> [DATA SECTION]:

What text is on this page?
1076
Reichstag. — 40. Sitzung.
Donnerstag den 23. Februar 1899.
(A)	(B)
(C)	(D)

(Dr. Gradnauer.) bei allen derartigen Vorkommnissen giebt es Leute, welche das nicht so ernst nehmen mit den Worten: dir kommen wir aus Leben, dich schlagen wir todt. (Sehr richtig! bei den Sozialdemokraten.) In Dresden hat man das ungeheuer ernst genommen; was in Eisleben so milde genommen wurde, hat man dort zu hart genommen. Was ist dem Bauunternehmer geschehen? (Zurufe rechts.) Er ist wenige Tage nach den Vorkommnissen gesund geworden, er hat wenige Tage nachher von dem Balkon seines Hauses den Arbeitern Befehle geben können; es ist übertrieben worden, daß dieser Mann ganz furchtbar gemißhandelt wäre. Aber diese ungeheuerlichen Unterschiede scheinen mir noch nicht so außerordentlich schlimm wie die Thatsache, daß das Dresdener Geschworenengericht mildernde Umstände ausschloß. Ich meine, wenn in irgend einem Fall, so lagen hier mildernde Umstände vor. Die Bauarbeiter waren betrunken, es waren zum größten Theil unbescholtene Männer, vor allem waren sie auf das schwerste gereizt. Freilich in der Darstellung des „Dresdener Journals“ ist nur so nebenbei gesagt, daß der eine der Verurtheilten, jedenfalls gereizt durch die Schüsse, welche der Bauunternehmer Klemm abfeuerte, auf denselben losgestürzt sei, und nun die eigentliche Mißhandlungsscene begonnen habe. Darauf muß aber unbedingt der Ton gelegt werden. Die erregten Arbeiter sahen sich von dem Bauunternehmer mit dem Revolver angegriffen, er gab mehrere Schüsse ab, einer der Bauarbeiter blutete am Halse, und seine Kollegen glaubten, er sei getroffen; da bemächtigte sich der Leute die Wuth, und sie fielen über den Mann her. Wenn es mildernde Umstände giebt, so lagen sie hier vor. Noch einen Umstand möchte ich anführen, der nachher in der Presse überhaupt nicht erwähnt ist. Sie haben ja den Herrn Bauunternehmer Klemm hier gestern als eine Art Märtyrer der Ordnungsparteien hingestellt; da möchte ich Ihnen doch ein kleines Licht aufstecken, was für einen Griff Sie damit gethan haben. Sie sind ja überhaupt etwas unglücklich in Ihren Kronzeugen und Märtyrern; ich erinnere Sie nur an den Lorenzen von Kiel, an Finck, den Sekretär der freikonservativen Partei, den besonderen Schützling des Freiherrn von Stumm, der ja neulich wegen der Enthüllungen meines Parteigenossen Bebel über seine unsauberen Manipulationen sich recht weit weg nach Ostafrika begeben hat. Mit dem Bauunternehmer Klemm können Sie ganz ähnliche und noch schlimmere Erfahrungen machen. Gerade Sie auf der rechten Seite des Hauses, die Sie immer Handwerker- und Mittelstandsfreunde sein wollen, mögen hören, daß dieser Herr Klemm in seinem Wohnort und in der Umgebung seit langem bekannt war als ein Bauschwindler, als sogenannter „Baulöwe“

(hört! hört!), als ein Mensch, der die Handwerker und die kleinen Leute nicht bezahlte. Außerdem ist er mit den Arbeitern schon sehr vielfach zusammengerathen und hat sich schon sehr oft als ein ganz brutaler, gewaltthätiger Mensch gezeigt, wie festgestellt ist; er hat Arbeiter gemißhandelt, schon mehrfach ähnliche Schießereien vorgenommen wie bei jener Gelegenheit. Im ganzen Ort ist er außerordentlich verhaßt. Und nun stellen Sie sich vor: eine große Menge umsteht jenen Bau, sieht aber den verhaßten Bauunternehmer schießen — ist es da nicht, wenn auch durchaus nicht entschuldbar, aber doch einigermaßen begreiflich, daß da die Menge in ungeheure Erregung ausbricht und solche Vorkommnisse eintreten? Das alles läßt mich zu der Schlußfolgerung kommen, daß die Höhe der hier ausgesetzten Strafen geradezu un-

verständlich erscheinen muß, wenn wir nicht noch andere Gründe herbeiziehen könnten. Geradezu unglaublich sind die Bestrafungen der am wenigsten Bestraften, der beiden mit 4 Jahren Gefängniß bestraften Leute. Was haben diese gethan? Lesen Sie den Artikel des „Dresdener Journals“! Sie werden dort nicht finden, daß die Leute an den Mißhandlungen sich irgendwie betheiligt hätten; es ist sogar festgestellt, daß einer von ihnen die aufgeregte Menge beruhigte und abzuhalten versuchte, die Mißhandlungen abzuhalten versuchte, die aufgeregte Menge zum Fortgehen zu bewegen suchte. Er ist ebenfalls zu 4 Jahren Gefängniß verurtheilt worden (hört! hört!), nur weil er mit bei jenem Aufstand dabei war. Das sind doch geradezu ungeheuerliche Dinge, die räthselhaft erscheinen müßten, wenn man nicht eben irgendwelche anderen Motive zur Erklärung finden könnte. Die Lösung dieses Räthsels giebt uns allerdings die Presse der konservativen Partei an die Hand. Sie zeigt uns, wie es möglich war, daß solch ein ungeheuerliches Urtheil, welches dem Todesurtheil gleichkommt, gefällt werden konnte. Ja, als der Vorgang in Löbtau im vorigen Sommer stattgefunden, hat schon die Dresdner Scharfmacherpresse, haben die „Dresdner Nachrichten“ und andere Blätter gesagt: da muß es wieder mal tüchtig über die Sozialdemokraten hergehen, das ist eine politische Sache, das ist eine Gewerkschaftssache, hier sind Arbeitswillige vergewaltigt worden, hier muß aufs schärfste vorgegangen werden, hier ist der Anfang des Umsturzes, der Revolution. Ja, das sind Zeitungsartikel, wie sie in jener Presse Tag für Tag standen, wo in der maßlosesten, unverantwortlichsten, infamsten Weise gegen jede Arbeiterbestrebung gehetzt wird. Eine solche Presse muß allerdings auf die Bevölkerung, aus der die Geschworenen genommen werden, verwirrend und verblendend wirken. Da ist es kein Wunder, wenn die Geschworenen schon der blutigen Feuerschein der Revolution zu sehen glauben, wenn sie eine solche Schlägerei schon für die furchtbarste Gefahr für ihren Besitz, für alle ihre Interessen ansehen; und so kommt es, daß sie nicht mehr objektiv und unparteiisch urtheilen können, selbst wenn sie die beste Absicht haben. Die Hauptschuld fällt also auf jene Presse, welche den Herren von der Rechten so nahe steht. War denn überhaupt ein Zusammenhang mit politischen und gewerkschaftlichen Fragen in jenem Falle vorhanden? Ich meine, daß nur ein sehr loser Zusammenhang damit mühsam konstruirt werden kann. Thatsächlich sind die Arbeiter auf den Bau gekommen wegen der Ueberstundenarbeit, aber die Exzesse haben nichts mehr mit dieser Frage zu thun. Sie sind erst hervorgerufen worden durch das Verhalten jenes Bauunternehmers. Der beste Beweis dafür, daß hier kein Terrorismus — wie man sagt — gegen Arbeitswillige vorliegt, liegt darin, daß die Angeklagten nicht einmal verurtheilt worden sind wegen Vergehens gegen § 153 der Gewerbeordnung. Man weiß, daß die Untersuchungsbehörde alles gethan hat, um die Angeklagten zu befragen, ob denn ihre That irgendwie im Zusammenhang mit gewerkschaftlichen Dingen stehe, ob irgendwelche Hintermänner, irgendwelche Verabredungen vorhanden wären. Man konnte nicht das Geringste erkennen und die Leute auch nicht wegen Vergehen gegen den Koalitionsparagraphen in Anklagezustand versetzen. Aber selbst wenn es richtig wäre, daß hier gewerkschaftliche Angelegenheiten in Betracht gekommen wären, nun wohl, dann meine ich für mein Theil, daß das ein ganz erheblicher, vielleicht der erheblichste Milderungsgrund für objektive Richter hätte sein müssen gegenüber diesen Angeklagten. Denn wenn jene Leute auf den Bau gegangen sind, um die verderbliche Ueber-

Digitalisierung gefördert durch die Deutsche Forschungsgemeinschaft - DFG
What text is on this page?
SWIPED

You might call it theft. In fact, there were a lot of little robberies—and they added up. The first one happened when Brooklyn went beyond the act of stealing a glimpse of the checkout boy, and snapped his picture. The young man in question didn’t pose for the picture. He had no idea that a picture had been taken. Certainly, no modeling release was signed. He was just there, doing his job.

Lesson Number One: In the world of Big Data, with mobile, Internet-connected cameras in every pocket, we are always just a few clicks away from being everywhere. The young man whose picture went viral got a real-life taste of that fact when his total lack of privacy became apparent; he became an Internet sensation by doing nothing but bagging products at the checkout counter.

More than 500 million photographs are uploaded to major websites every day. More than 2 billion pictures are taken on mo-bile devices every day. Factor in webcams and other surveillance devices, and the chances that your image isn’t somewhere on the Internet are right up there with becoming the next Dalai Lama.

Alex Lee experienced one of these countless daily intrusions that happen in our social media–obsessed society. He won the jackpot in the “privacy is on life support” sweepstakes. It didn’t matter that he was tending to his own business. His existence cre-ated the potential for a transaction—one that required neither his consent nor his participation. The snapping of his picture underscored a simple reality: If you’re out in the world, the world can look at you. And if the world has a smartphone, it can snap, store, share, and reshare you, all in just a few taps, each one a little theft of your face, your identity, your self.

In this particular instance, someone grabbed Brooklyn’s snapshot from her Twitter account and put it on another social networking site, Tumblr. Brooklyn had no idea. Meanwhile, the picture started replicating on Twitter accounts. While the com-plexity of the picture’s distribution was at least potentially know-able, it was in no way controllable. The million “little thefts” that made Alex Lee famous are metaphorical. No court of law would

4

> [THE PROBLEM]: Find "when" in the preceding records. Copy each line that holds it.

> [EXERCISE RESPONSE]:
You might call it theft. In fact, there were a lot of little robberies—and they added up. The first one happened when Brooklyn went beyond the act of stealing a glimpse of the checkout boy, and snapped his picture. The young man in question didn’t pose for the picture. He had no idea that a picture had been taken. Certainly, no modeling release was signed. He was just there, doing his job.
Lesson Number One: In the world of Big Data, with mobile, Internet-connected cameras in every pocket, we are always just a few clicks away from being everywhere. The young man whose picture went viral got a real-life taste of that fact when his total lack of privacy became apparent; he became an Internet sensation by doing nothing but bagging products at the checkout counter.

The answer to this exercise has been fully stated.